== Short exercise ==
What is needed here is an exact copy of every entry.

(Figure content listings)
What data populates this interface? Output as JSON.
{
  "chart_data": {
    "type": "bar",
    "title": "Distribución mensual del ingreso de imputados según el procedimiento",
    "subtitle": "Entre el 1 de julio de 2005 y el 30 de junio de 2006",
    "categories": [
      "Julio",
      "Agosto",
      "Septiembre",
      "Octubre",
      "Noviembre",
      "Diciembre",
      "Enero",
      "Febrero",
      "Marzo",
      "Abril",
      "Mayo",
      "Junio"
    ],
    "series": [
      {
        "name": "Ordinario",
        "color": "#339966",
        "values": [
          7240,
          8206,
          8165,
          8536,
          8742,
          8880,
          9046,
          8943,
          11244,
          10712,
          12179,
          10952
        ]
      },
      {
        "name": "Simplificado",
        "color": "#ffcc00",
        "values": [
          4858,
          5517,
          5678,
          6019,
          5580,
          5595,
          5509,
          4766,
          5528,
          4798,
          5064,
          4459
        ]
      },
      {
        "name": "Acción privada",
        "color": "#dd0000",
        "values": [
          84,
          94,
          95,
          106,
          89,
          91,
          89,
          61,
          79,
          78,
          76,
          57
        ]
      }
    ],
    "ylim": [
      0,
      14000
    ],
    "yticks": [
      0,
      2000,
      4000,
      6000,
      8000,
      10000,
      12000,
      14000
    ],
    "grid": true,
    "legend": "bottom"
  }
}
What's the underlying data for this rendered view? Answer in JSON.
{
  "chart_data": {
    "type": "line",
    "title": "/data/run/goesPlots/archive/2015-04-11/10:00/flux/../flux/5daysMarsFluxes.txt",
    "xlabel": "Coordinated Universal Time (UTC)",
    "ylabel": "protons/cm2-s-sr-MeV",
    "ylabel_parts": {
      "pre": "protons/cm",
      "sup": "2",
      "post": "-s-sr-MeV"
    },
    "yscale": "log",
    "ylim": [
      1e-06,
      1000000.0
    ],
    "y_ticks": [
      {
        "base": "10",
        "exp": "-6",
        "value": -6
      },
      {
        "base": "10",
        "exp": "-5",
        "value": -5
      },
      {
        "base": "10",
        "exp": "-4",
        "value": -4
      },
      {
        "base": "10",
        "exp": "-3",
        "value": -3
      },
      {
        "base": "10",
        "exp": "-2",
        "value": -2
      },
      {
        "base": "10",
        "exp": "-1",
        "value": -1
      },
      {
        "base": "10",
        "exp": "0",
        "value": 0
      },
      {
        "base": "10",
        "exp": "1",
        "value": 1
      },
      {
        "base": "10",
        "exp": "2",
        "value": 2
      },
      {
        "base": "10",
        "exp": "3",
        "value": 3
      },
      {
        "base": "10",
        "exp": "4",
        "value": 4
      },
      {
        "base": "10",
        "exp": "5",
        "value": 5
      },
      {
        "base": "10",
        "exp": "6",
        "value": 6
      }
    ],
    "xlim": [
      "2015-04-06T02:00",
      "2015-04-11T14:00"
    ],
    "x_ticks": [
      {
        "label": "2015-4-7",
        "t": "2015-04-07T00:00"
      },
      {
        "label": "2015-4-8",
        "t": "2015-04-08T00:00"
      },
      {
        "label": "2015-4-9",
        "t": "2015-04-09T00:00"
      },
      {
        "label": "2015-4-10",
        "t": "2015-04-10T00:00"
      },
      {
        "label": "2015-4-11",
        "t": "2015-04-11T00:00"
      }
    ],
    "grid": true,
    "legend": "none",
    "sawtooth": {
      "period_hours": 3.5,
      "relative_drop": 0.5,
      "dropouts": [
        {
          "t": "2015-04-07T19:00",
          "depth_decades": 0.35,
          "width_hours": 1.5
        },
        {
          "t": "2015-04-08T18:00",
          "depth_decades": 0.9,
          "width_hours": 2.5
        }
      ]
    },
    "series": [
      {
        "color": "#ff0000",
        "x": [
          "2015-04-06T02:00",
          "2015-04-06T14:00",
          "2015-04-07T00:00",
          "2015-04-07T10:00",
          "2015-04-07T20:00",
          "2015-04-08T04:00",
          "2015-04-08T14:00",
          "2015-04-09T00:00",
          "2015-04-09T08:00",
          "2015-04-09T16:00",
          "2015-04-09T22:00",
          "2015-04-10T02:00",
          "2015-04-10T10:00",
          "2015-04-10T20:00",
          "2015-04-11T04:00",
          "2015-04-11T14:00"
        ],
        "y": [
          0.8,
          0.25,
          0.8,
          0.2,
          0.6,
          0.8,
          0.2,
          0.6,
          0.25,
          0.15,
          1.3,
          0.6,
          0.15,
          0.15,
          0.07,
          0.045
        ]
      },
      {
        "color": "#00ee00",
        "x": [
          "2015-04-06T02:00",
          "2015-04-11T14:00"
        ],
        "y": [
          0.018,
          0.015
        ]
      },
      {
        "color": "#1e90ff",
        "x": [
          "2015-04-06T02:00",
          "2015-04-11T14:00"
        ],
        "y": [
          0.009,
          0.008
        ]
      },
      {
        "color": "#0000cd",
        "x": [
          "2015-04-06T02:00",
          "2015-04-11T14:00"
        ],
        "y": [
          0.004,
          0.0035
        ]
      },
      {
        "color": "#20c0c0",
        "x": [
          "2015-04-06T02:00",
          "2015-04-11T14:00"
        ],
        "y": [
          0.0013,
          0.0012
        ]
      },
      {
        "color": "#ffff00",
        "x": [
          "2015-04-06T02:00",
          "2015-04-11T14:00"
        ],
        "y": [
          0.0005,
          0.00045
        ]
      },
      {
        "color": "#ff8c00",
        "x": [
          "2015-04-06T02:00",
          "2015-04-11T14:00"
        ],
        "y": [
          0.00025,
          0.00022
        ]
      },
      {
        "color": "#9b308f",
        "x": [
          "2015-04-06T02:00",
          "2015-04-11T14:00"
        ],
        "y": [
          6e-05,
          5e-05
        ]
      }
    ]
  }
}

== Task output ==
What data populates this interface? Output as JSON.
{
  "chart_data": {
    "type": "bar",
    "title": "Distribución mensual del ingreso de imputados según el procedimiento",
    "subtitle": "Entre el 1 de julio de 2005 y el 30 de junio de 2006",
    "categories": [
      "Julio",
      "Agosto",
      "Septiembre",
      "Octubre",
      "Noviembre",
      "Diciembre",
      "Enero",
      "Febrero",
      "Marzo",
      "Abril",
      "Mayo",
      "Junio"
    ],
    "series": [
      {
        "name": "Ordinario",
        "color": "#339966",
        "values": [
          7240,
          8206,
          8165,
          8536,
          8742,
          8880,
          9046,
          8943,
          11244,
          10712,
          12179,
          10952
        ]
      },
      {
        "name": "Simplificado",
        "color": "#ffcc00",
        "values": [
          4858,
          5517,
          5678,
          6019,
          5580,
          5595,
          5509,
          4766,
          5528,
          4798,
          5064,
          4459
        ]
      },
      {
        "name": "Acción privada",
        "color": "#dd0000",
        "values": [
          84,
          94,
          95,
          106,
          89,
          91,
          89,
          61,
          79,
          78,
          76,
          57
        ]
      }
    ],
    "ylim": [
      0,
      14000
    ],
    "yticks": [
      0,
      2000,
      4000,
      6000,
      8000,
      10000,
      12000,
      14000
    ],
    "grid": true,
    "legend": "bottom"
  }
}
What's the underlying data for this rendered view? Answer in JSON.
{
  "chart_data": {
    "type": "line",
    "title": "/data/run/goesPlots/archive/2015-04-11/10:00/flux/../flux/5daysMarsFluxes.txt",
    "xlabel": "Coordinated Universal Time (UTC)",
    "ylabel": "protons/cm2-s-sr-MeV",
    "ylabel_parts": {
      "pre": "protons/cm",
      "sup": "2",
      "post": "-s-sr-MeV"
    },
    "yscale": "log",
    "ylim": [
      1e-06,
      1000000.0
    ],
    "y_ticks": [
      {
        "base": "10",
        "exp": "-6",
        "value": -6
      },
      {
        "base": "10",
        "exp": "-5",
        "value": -5
      },
      {
        "base": "10",
        "exp": "-4",
        "value": -4
      },
      {
        "base": "10",
        "exp": "-3",
        "value": -3
      },
      {
        "base": "10",
        "exp": "-2",
        "value": -2
      },
      {
        "base": "10",
        "exp": "-1",
        "value": -1
      },
      {
        "base": "10",
        "exp": "0",
        "value": 0
      },
      {
        "base": "10",
        "exp": "1",
        "value": 1
      },
      {
        "base": "10",
        "exp": "2",
        "value": 2
      },
      {
        "base": "10",
        "exp": "3",
        "value": 3
      },
      {
        "base": "10",
        "exp": "4",
        "value": 4
      },
      {
        "base": "10",
        "exp": "5",
        "value": 5
      },
      {
        "base": "10",
        "exp": "6",
        "value": 6
      }
    ],
    "xlim": [
      "2015-04-06T02:00",
      "2015-04-11T14:00"
    ],
    "x_ticks": [
      {
        "label": "2015-4-7",
        "t": "2015-04-07T00:00"
      },
      {
        "label": "2015-4-8",
        "t": "2015-04-08T00:00"
      },
      {
        "label": "2015-4-9",
        "t": "2015-04-09T00:00"
      },
      {
        "label": "2015-4-10",
        "t": "2015-04-10T00:00"
      },
      {
        "label": "2015-4-11",
        "t": "2015-04-11T00:00"
      }
    ],
    "grid": true,
    "legend": "none",
    "sawtooth": {
      "period_hours": 3.5,
      "relative_drop": 0.5,
      "dropouts": [
        {
          "t": "2015-04-07T19:00",
          "depth_decades": 0.35,
          "width_hours": 1.5
        },
        {
          "t": "2015-04-08T18:00",
          "depth_decades": 0.9,
          "width_hours": 2.5
        }
      ]
    },
    "series": [
      {
        "color": "#ff0000",
        "x": [
          "2015-04-06T02:00",
          "2015-04-06T14:00",
          "2015-04-07T00:00",
          "2015-04-07T10:00",
          "2015-04-07T20:00",
          "2015-04-08T04:00",
          "2015-04-08T14:00",
          "2015-04-09T00:00",
          "2015-04-09T08:00",
          "2015-04-09T16:00",
          "2015-04-09T22:00",
          "2015-04-10T02:00",
          "2015-04-10T10:00",
          "2015-04-10T20:00",
          "2015-04-11T04:00",
          "2015-04-11T14:00"
        ],
        "y": [
          0.8,
          0.25,
          0.8,
          0.2,
          0.6,
          0.8,
          0.2,
          0.6,
          0.25,
          0.15,
          1.3,
          0.6,
          0.15,
          0.15,
          0.07,
          0.045
        ]
      },
      {
        "color": "#00ee00",
        "x": [
          "2015-04-06T02:00",
          "2015-04-11T14:00"
        ],
        "y": [
          0.018,
          0.015
        ]
      },
      {
        "color": "#1e90ff",
        "x": [
          "2015-04-06T02:00",
          "2015-04-11T14:00"
        ],
        "y": [
          0.009,
          0.008
        ]
      },
      {
        "color": "#0000cd",
        "x": [
          "2015-04-06T02:00",
          "2015-04-11T14:00"
        ],
        "y": [
          0.004,
          0.0035
        ]
      },
      {
        "color": "#20c0c0",
        "x": [
          "2015-04-06T02:00",
          "2015-04-11T14:00"
        ],
        "y": [
          0.0013,
          0.0012
        ]
      },
      {
        "color": "#ffff00",
        "x": [
          "2015-04-06T02:00",
          "2015-04-11T14:00"
        ],
        "y": [
          0.0005,
          0.00045
        ]
      },
      {
        "color": "#ff8c00",
        "x": [
          "2015-04-06T02:00",
          "2015-04-11T14:00"
        ],
        "y": [
          0.00025,
          0.00022
        ]
      },
      {
        "color": "#9b308f",
        "x": [
          "2015-04-06T02:00",
          "2015-04-11T14:00"
        ],
        "y": [
          6e-05,
          5e-05
        ]
      }
    ]
  }
}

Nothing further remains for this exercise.